Little Black Dress

My mother swears that the only thing I ate until the age of 12 was broccoli. Sylvie agrees, and a family friend once reminisced about my being in a high chair, too young to form full sentences, but making my points using fistfuls of broccoli. Well, Lilli is a bit like her mom in that regards. She is a broccoli fiend. It’s very cute to watch because she eats it upside down: She holds the floret in her fist and starts at the stalk. I keep on trying to explain to her that the stalk is the perfect handle, but she seems very set in her ways for now. Hey, she only learned her name about a month and a half ago. Baby steps.

*RECORD SET*
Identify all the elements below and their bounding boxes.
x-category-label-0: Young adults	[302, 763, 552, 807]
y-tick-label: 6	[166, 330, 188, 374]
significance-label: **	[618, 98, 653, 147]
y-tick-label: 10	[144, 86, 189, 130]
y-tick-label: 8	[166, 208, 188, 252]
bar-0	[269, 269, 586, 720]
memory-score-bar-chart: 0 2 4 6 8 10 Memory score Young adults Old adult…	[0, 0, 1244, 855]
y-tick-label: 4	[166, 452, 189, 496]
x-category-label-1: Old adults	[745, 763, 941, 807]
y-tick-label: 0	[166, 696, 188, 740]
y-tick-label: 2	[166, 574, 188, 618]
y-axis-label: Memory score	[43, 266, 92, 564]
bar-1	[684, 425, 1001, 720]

*TASKS TO PERFORM*
1 – Which people besides the narrator does the broccoli passage mention? List every one, using the text's own wording.
2 – Duplicate the section of the broccoli passage that begins at the words "My mother swears" and stops after "ago. Baby steps.".

*PER-TASK OUTPUTS*
1 –
- My mother
- Sylvie
- A family friend
- Lilli

2 –
My mother swears that the only thing I ate until the age of 12 was broccoli. Sylvie agrees, and a family friend once reminisced about my being in a high chair, too young to form full sentences, but making my points using fistfuls of broccoli. Well, Lilli is a bit like her mom in that regards. She is a broccoli fiend. It’s very cute to watch because she eats it upside down: She holds the floret in her fist and starts at the stalk. I keep on trying to explain to her that the stalk is the perfect handle, but she seems very set in her ways for now. Hey, she only learned her name about a month and a half ago. Baby steps.